* [Task requirements]: Go through the listing beneath this task and return every line that carries the string "JSON".

* [Entries]:

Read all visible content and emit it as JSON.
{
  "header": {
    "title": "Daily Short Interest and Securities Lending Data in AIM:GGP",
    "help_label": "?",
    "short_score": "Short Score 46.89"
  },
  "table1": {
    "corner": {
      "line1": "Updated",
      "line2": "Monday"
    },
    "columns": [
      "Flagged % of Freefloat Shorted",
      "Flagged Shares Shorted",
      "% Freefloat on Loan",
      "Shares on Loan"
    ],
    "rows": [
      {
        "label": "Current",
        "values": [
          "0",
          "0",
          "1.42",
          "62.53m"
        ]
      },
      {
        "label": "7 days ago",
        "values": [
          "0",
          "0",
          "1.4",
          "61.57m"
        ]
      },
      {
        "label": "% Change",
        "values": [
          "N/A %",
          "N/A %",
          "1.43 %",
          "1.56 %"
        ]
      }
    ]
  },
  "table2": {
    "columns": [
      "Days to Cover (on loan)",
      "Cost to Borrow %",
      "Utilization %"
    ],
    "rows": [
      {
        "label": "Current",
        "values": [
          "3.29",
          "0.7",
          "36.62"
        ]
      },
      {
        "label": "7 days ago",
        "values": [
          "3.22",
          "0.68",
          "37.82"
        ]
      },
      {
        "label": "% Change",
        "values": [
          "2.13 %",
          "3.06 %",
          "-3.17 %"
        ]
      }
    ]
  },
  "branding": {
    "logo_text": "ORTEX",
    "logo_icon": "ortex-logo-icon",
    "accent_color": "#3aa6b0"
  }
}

* * *

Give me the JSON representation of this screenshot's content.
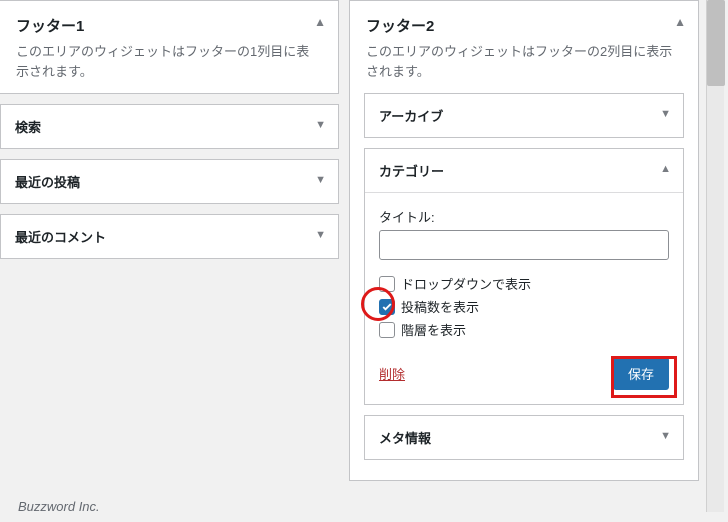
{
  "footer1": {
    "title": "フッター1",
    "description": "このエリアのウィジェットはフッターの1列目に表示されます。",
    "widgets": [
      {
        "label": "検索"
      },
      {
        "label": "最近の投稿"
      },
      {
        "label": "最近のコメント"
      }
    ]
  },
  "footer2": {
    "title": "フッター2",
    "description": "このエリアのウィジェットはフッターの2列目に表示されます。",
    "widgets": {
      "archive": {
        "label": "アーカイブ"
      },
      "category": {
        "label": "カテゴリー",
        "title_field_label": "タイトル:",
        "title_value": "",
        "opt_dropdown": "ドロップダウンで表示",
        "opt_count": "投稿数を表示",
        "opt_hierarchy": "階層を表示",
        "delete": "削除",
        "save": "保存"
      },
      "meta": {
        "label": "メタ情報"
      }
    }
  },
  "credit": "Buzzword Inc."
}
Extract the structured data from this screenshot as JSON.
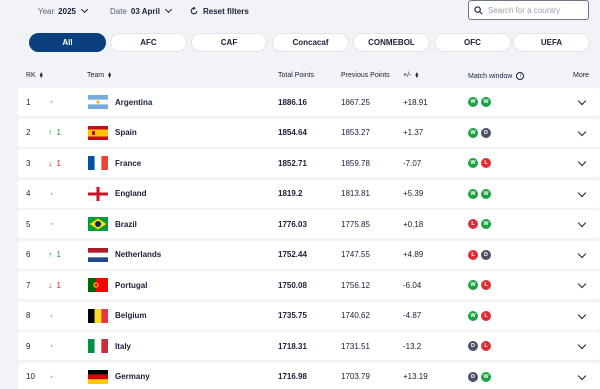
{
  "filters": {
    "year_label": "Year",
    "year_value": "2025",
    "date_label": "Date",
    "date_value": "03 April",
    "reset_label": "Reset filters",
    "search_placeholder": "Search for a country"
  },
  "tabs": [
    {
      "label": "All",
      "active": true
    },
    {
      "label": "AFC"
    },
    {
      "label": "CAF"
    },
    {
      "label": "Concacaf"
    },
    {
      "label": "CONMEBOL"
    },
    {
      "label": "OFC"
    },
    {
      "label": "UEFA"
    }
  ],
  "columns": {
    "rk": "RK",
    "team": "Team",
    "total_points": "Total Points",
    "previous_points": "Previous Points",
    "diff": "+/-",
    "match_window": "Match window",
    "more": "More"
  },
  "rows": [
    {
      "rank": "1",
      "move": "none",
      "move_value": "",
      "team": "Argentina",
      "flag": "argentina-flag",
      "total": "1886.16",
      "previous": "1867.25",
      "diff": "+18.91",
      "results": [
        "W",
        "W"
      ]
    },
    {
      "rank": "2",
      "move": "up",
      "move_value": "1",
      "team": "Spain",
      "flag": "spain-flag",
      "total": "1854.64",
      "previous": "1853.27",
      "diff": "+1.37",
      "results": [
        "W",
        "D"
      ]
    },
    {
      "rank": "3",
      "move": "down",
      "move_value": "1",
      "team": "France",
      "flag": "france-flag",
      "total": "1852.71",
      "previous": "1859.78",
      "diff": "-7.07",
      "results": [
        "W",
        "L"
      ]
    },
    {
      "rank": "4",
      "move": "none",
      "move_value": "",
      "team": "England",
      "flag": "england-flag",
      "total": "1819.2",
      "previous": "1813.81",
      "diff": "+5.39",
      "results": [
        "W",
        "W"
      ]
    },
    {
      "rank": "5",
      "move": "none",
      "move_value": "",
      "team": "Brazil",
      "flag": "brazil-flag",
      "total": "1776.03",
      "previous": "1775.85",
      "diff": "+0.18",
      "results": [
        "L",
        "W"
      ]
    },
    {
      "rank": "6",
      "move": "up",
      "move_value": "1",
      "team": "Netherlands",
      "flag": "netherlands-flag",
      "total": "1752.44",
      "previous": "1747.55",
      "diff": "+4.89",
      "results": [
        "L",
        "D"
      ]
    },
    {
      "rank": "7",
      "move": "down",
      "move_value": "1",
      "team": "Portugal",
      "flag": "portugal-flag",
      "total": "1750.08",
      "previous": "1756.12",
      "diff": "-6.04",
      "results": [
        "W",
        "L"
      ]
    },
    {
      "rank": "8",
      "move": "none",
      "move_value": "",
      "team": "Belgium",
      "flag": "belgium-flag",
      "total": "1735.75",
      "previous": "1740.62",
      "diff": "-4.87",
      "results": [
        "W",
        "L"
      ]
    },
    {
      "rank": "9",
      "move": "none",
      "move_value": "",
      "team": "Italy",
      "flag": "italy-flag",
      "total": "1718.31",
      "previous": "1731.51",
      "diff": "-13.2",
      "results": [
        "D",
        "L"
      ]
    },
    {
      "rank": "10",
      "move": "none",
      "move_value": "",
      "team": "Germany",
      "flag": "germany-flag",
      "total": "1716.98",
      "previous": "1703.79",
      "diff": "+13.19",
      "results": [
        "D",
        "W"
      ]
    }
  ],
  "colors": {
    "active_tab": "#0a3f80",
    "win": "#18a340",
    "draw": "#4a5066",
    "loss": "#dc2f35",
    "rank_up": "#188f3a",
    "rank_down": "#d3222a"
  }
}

* [Reply to the task]:
Read all visible content and emit it as JSON.
Give me the JSON representation of this screenshot's content.
Extract the structured data from this screenshot as JSON.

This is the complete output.